## Objective
Return, word for word, the rows from the first one up to and including the line containing "colorbar-swatch — [2202, 744, 2253, 783]".

[Rows excerpted from a collection]
◇ ◇ ◇ ◇ ◇ ◇ ◇

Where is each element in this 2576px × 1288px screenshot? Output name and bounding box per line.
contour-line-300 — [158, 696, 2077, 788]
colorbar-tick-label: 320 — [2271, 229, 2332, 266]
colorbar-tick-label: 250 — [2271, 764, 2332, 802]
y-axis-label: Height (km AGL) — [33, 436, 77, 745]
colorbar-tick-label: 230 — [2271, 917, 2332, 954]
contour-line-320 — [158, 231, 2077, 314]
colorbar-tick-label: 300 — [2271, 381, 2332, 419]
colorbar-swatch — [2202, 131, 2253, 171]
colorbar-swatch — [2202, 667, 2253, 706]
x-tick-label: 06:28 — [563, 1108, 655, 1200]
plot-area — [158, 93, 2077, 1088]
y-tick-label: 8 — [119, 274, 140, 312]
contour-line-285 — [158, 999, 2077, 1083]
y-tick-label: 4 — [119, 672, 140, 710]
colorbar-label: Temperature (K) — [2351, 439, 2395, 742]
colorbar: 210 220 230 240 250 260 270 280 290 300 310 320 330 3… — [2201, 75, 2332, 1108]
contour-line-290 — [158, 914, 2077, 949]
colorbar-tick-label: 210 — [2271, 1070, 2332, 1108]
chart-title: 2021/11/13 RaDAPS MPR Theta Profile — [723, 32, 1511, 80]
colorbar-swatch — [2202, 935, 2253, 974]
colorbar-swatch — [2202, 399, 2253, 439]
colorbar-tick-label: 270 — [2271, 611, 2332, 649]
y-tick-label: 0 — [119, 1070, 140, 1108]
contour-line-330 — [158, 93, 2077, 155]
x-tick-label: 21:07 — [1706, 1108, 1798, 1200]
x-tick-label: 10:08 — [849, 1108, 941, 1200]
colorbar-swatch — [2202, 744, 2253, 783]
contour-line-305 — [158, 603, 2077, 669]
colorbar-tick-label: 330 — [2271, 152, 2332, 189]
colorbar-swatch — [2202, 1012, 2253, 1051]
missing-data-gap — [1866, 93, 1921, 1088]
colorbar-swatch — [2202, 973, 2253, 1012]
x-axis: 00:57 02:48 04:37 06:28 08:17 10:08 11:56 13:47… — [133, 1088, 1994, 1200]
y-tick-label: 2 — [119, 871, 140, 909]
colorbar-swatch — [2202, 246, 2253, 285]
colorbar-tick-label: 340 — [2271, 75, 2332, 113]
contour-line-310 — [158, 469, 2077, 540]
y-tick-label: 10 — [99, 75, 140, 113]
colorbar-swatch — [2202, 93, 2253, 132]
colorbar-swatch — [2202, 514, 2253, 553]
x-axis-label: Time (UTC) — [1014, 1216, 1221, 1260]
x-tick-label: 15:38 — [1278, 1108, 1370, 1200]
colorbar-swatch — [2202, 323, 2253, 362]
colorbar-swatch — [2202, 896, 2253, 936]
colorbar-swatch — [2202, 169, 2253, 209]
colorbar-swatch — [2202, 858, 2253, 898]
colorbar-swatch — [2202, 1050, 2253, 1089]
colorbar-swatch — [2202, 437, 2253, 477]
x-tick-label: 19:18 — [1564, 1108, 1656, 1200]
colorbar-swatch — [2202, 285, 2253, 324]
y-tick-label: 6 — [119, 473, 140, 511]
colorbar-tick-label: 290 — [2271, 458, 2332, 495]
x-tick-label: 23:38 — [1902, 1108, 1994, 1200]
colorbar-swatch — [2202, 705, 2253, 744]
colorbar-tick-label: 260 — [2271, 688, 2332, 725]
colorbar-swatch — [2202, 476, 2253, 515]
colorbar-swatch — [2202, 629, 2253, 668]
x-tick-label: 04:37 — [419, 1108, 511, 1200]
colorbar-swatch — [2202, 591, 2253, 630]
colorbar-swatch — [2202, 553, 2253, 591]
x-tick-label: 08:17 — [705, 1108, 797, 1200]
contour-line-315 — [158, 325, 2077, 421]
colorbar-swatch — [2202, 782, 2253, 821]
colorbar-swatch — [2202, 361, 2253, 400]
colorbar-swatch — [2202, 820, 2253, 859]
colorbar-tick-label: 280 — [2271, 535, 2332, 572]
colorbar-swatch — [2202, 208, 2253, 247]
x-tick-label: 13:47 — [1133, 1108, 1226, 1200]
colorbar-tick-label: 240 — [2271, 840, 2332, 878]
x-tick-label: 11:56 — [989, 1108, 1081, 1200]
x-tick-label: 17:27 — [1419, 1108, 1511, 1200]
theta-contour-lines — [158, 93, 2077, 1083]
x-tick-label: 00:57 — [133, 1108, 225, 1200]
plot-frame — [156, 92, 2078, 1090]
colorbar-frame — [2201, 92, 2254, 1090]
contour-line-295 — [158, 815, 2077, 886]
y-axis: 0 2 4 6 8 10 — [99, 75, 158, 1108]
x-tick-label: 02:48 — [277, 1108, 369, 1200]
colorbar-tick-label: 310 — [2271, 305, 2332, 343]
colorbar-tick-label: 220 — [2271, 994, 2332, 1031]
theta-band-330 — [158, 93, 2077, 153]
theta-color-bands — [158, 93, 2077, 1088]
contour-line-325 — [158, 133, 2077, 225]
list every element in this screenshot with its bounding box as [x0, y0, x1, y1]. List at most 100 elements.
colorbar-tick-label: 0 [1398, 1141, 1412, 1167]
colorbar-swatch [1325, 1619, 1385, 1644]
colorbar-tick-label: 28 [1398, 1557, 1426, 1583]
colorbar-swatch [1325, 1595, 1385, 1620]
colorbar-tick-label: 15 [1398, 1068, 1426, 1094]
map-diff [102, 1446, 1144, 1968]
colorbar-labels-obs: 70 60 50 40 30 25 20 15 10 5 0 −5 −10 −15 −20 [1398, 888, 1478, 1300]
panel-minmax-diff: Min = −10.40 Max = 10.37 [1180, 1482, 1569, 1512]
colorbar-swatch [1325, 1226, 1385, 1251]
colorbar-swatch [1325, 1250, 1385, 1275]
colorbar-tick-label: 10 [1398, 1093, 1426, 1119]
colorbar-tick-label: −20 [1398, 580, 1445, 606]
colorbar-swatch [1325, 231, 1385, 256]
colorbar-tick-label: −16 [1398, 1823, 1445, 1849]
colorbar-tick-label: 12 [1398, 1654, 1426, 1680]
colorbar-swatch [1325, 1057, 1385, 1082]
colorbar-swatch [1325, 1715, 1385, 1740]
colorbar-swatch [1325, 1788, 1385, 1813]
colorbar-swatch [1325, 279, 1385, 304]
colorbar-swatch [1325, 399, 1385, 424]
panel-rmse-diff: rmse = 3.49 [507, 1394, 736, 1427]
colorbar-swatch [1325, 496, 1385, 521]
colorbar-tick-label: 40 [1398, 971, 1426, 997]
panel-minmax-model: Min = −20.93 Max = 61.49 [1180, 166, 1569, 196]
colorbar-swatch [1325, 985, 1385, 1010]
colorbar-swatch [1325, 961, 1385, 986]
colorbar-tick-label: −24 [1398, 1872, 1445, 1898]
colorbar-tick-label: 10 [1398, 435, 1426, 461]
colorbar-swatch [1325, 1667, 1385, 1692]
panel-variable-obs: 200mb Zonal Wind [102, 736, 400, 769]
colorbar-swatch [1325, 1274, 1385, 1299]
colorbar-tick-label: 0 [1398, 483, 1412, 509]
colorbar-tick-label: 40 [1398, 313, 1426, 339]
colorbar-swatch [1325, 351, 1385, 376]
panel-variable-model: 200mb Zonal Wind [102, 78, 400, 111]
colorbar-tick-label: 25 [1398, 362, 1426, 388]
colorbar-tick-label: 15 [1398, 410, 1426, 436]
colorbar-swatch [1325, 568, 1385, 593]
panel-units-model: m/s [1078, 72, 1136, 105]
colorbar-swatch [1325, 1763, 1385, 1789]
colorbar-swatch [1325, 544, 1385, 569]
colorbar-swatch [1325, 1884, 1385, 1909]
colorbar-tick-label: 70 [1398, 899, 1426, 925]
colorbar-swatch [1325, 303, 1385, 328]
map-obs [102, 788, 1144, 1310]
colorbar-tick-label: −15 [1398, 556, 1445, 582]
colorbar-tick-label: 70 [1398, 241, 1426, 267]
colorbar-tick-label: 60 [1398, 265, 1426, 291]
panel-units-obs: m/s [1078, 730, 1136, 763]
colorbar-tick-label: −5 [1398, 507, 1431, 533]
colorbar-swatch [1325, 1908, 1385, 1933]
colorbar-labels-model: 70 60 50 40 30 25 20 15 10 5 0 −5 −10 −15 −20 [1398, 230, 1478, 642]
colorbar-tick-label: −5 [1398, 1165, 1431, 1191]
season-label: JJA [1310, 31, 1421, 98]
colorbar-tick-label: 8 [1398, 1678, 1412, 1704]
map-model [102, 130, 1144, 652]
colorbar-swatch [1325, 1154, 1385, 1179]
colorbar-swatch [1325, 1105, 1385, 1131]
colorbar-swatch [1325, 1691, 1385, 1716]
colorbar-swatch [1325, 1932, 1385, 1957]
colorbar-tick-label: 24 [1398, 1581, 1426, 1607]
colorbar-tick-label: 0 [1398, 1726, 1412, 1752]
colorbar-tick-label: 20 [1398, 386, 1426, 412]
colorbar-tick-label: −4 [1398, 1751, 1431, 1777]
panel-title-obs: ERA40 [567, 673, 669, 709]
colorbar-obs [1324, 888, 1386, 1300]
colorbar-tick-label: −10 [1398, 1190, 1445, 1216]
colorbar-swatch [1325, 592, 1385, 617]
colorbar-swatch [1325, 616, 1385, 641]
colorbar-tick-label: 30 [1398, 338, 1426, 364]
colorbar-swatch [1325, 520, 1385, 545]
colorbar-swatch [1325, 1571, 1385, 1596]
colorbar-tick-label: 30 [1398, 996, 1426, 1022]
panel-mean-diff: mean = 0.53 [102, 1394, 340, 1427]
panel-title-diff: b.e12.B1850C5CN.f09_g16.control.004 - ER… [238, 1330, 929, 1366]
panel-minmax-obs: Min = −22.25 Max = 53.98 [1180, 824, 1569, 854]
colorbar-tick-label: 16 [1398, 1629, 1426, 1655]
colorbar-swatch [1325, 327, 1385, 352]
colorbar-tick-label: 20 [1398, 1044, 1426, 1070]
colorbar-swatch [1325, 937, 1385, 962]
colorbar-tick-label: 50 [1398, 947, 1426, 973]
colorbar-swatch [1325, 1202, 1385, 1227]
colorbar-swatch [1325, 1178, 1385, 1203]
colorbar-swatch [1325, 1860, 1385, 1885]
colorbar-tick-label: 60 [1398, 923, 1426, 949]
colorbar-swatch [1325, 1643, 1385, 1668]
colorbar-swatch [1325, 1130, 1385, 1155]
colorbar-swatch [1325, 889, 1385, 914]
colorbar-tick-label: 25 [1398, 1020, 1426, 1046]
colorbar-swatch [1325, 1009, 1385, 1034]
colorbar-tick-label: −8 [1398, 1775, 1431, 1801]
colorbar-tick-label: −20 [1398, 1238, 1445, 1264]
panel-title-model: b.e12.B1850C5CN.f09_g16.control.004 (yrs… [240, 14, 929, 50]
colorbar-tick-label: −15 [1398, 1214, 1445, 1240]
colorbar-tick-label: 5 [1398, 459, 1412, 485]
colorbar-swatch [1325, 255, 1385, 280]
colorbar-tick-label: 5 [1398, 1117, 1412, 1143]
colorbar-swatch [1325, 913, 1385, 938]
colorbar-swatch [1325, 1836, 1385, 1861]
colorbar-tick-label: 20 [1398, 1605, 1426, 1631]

◇ ◇ ◇ ◇ ◇ ◇ ◇

## Task output
Where is each element in this 2576px × 1288px screenshot? Output name and bounding box per line.
contour-line-300 — [158, 696, 2077, 788]
colorbar-tick-label: 320 — [2271, 229, 2332, 266]
colorbar-tick-label: 250 — [2271, 764, 2332, 802]
y-axis-label: Height (km AGL) — [33, 436, 77, 745]
colorbar-tick-label: 230 — [2271, 917, 2332, 954]
contour-line-320 — [158, 231, 2077, 314]
colorbar-tick-label: 300 — [2271, 381, 2332, 419]
colorbar-swatch — [2202, 131, 2253, 171]
colorbar-swatch — [2202, 667, 2253, 706]
x-tick-label: 06:28 — [563, 1108, 655, 1200]
plot-area — [158, 93, 2077, 1088]
y-tick-label: 8 — [119, 274, 140, 312]
contour-line-285 — [158, 999, 2077, 1083]
y-tick-label: 4 — [119, 672, 140, 710]
colorbar-label: Temperature (K) — [2351, 439, 2395, 742]
colorbar: 210 220 230 240 250 260 270 280 290 300 310 320 330 3… — [2201, 75, 2332, 1108]
contour-line-290 — [158, 914, 2077, 949]
colorbar-tick-label: 210 — [2271, 1070, 2332, 1108]
chart-title: 2021/11/13 RaDAPS MPR Theta Profile — [723, 32, 1511, 80]
colorbar-swatch — [2202, 935, 2253, 974]
colorbar-swatch — [2202, 399, 2253, 439]
colorbar-tick-label: 270 — [2271, 611, 2332, 649]
y-tick-label: 0 — [119, 1070, 140, 1108]
contour-line-330 — [158, 93, 2077, 155]
x-tick-label: 21:07 — [1706, 1108, 1798, 1200]
x-tick-label: 10:08 — [849, 1108, 941, 1200]
colorbar-swatch — [2202, 744, 2253, 783]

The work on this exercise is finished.